**YOUR INSTRUCTIONS:**
Please give the data below again in full, exactly as it stands.
════════
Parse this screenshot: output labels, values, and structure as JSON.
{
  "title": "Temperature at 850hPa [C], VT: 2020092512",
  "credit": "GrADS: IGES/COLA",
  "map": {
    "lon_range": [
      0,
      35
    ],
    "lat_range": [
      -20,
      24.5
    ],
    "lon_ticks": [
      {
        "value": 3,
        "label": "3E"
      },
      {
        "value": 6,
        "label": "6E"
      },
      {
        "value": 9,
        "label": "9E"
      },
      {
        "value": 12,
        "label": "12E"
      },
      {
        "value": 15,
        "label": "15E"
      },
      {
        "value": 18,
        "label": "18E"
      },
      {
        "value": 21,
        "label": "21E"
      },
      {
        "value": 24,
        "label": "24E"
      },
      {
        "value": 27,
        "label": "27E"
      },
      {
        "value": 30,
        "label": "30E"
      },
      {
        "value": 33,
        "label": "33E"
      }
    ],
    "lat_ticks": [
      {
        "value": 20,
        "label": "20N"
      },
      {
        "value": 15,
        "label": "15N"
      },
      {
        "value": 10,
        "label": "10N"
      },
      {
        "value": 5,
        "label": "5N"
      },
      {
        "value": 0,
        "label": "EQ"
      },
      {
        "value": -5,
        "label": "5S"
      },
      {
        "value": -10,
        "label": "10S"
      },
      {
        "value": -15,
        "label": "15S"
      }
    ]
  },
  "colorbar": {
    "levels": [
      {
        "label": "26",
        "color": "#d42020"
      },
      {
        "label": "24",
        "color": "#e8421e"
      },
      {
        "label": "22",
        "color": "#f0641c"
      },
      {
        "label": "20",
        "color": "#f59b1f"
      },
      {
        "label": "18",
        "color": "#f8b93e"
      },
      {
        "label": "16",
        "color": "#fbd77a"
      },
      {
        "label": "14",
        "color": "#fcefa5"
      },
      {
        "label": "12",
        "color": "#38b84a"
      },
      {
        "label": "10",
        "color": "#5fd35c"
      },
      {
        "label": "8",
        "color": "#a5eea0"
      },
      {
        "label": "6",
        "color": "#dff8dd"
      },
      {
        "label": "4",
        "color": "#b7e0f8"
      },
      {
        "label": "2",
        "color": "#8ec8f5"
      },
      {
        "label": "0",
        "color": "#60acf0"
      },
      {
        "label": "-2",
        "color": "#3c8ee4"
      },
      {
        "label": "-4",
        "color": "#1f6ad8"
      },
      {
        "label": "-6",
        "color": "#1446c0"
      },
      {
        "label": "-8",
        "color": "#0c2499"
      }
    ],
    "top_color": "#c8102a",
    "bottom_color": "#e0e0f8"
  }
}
════════
**FULL OUTPUT:**
Parse this screenshot: output labels, values, and structure as JSON.
{
  "title": "Temperature at 850hPa [C], VT: 2020092512",
  "credit": "GrADS: IGES/COLA",
  "map": {
    "lon_range": [
      0,
      35
    ],
    "lat_range": [
      -20,
      24.5
    ],
    "lon_ticks": [
      {
        "value": 3,
        "label": "3E"
      },
      {
        "value": 6,
        "label": "6E"
      },
      {
        "value": 9,
        "label": "9E"
      },
      {
        "value": 12,
        "label": "12E"
      },
      {
        "value": 15,
        "label": "15E"
      },
      {
        "value": 18,
        "label": "18E"
      },
      {
        "value": 21,
        "label": "21E"
      },
      {
        "value": 24,
        "label": "24E"
      },
      {
        "value": 27,
        "label": "27E"
      },
      {
        "value": 30,
        "label": "30E"
      },
      {
        "value": 33,
        "label": "33E"
      }
    ],
    "lat_ticks": [
      {
        "value": 20,
        "label": "20N"
      },
      {
        "value": 15,
        "label": "15N"
      },
      {
        "value": 10,
        "label": "10N"
      },
      {
        "value": 5,
        "label": "5N"
      },
      {
        "value": 0,
        "label": "EQ"
      },
      {
        "value": -5,
        "label": "5S"
      },
      {
        "value": -10,
        "label": "10S"
      },
      {
        "value": -15,
        "label": "15S"
      }
    ]
  },
  "colorbar": {
    "levels": [
      {
        "label": "26",
        "color": "#d42020"
      },
      {
        "label": "24",
        "color": "#e8421e"
      },
      {
        "label": "22",
        "color": "#f0641c"
      },
      {
        "label": "20",
        "color": "#f59b1f"
      },
      {
        "label": "18",
        "color": "#f8b93e"
      },
      {
        "label": "16",
        "color": "#fbd77a"
      },
      {
        "label": "14",
        "color": "#fcefa5"
      },
      {
        "label": "12",
        "color": "#38b84a"
      },
      {
        "label": "10",
        "color": "#5fd35c"
      },
      {
        "label": "8",
        "color": "#a5eea0"
      },
      {
        "label": "6",
        "color": "#dff8dd"
      },
      {
        "label": "4",
        "color": "#b7e0f8"
      },
      {
        "label": "2",
        "color": "#8ec8f5"
      },
      {
        "label": "0",
        "color": "#60acf0"
      },
      {
        "label": "-2",
        "color": "#3c8ee4"
      },
      {
        "label": "-4",
        "color": "#1f6ad8"
      },
      {
        "label": "-6",
        "color": "#1446c0"
      },
      {
        "label": "-8",
        "color": "#0c2499"
      }
    ],
    "top_color": "#c8102a",
    "bottom_color": "#e0e0f8"
  }
}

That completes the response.